EXERCISE BRIEF: Starting at the line that contains "OCR this image.", transcribe every remaining line of the entries exactly, including the last one.

((

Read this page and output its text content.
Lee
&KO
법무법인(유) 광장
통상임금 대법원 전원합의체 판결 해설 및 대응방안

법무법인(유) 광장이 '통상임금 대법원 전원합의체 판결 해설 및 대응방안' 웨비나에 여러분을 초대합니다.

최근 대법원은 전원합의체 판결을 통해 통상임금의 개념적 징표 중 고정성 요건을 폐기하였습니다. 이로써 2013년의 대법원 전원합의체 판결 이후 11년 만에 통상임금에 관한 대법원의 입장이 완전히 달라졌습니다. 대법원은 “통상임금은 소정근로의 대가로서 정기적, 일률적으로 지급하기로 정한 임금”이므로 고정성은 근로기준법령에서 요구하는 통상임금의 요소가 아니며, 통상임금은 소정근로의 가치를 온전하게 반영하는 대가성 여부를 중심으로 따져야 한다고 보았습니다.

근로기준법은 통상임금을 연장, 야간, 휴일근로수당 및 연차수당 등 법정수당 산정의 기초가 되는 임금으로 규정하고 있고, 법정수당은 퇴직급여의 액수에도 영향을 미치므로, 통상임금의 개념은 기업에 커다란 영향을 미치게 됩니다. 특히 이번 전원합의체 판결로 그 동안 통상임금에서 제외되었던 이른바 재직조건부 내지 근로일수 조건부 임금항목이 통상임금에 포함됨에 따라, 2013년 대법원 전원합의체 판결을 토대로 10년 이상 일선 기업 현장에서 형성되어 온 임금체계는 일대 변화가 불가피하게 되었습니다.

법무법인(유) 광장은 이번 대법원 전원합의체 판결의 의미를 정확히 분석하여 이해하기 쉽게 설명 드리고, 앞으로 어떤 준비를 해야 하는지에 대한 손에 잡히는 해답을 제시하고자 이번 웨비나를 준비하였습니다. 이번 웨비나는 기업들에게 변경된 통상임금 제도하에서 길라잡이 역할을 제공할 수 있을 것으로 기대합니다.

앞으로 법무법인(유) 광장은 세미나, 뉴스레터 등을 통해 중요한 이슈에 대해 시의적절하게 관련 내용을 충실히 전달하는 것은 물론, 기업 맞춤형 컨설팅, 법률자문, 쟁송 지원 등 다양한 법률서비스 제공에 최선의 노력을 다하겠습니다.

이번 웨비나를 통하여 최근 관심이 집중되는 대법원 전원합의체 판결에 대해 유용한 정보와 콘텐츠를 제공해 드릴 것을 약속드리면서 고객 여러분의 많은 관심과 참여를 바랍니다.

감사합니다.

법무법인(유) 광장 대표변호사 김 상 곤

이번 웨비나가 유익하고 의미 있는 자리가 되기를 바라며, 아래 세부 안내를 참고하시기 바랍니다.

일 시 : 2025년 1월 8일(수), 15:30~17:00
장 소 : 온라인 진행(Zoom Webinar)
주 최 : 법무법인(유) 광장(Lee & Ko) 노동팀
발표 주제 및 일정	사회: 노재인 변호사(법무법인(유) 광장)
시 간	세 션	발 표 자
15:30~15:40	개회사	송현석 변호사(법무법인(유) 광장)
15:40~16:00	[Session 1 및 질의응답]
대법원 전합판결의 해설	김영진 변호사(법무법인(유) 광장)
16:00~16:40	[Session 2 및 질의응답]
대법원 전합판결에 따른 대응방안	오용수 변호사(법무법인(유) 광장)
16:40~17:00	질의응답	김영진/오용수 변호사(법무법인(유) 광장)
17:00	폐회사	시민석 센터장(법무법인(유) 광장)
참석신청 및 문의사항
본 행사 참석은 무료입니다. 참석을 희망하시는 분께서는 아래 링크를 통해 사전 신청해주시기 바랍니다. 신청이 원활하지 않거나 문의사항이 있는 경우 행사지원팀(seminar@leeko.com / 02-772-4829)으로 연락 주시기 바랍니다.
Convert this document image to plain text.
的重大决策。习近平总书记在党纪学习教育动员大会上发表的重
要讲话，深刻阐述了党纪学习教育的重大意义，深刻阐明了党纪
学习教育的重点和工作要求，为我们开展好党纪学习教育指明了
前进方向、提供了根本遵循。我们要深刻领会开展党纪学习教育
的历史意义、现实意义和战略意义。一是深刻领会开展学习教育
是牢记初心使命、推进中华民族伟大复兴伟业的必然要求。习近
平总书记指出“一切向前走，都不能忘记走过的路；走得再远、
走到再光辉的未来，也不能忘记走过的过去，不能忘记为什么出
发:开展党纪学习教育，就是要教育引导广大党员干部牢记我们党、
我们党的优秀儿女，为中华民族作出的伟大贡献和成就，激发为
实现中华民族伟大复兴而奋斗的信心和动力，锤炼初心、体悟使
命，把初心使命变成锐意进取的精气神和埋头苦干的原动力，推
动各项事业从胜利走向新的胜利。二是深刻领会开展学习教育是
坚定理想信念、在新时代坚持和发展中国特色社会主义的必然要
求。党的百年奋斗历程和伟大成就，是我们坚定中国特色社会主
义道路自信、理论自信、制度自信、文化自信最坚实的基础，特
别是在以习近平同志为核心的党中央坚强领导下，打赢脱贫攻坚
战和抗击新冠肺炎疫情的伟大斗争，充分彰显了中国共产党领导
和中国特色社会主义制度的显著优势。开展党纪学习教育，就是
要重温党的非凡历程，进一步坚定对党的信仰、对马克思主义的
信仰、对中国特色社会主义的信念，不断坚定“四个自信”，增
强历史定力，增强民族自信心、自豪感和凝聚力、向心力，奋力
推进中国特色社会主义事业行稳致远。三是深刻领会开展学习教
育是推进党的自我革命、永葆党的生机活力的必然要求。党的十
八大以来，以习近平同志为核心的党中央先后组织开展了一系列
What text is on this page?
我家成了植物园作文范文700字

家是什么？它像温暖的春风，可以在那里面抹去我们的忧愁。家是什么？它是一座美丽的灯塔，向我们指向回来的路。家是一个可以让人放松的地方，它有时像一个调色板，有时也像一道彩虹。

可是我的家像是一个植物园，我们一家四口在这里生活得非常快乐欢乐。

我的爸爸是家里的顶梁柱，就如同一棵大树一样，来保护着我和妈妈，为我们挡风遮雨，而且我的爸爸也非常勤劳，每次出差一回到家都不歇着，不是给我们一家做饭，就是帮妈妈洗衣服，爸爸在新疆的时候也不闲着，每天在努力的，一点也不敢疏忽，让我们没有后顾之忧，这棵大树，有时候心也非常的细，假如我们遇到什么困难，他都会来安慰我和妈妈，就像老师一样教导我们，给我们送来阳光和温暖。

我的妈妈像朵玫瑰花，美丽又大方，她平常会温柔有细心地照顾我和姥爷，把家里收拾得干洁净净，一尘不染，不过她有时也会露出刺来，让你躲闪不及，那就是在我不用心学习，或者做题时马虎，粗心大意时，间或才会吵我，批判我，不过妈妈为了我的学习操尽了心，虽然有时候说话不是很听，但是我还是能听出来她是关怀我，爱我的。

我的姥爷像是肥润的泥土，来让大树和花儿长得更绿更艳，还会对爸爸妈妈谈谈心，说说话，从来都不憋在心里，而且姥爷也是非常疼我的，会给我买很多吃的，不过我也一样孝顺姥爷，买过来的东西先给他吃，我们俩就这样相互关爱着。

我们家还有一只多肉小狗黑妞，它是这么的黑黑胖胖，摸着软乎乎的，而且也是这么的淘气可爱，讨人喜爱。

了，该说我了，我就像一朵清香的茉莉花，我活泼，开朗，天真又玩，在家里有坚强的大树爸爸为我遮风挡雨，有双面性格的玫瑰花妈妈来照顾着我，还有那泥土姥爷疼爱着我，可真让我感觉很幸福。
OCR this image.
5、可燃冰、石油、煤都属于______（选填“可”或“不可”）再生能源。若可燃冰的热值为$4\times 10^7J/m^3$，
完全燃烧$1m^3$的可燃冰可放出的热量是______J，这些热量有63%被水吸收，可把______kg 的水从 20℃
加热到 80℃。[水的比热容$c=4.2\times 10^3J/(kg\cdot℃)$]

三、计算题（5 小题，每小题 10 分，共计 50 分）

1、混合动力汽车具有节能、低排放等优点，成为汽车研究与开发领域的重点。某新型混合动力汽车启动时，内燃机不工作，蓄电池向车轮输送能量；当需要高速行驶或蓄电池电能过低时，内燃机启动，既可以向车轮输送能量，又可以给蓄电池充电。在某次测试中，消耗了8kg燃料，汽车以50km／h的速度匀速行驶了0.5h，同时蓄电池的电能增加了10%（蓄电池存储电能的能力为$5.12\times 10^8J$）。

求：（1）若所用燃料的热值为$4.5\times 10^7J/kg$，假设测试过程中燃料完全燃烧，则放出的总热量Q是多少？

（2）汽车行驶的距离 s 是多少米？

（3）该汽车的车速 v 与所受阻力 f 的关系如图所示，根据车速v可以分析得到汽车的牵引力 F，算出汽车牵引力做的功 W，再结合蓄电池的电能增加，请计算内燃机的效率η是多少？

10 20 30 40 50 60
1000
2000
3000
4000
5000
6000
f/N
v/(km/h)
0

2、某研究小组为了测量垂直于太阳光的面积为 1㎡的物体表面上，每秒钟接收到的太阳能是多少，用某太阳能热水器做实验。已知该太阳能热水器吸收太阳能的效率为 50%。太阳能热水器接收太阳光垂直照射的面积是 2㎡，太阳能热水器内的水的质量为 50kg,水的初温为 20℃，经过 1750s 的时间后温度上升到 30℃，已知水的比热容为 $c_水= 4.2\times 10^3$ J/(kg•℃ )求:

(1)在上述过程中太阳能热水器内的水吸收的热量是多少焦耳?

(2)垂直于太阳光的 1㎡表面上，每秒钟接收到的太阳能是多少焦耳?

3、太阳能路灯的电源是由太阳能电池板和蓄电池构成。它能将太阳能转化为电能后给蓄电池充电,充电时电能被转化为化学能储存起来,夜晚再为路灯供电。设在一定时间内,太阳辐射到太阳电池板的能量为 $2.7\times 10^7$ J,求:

))

EXPECTED ANSWER:
OCR this image.
5、可燃冰、石油、煤都属于______（选填“可”或“不可”）再生能源。若可燃冰的热值为$4\times 10^7J/m^3$，
完全燃烧$1m^3$的可燃冰可放出的热量是______J，这些热量有63%被水吸收，可把______kg 的水从 20℃
加热到 80℃。[水的比热容$c=4.2\times 10^3J/(kg\cdot℃)$]

三、计算题（5 小题，每小题 10 分，共计 50 分）

1、混合动力汽车具有节能、低排放等优点，成为汽车研究与开发领域的重点。某新型混合动力汽车启动时，内燃机不工作，蓄电池向车轮输送能量；当需要高速行驶或蓄电池电能过低时，内燃机启动，既可以向车轮输送能量，又可以给蓄电池充电。在某次测试中，消耗了8kg燃料，汽车以50km／h的速度匀速行驶了0.5h，同时蓄电池的电能增加了10%（蓄电池存储电能的能力为$5.12\times 10^8J$）。

求：（1）若所用燃料的热值为$4.5\times 10^7J/kg$，假设测试过程中燃料完全燃烧，则放出的总热量Q是多少？

（2）汽车行驶的距离 s 是多少米？

（3）该汽车的车速 v 与所受阻力 f 的关系如图所示，根据车速v可以分析得到汽车的牵引力 F，算出汽车牵引力做的功 W，再结合蓄电池的电能增加，请计算内燃机的效率η是多少？

10 20 30 40 50 60
1000
2000
3000
4000
5000
6000
f/N
v/(km/h)
0

2、某研究小组为了测量垂直于太阳光的面积为 1㎡的物体表面上，每秒钟接收到的太阳能是多少，用某太阳能热水器做实验。已知该太阳能热水器吸收太阳能的效率为 50%。太阳能热水器接收太阳光垂直照射的面积是 2㎡，太阳能热水器内的水的质量为 50kg,水的初温为 20℃，经过 1750s 的时间后温度上升到 30℃，已知水的比热容为 $c_水= 4.2\times 10^3$ J/(kg•℃ )求:

(1)在上述过程中太阳能热水器内的水吸收的热量是多少焦耳?

(2)垂直于太阳光的 1㎡表面上，每秒钟接收到的太阳能是多少焦耳?

3、太阳能路灯的电源是由太阳能电池板和蓄电池构成。它能将太阳能转化为电能后给蓄电池充电,充电时电能被转化为化学能储存起来,夜晚再为路灯供电。设在一定时间内,太阳辐射到太阳电池板的能量为 $2.7\times 10^7$ J,求:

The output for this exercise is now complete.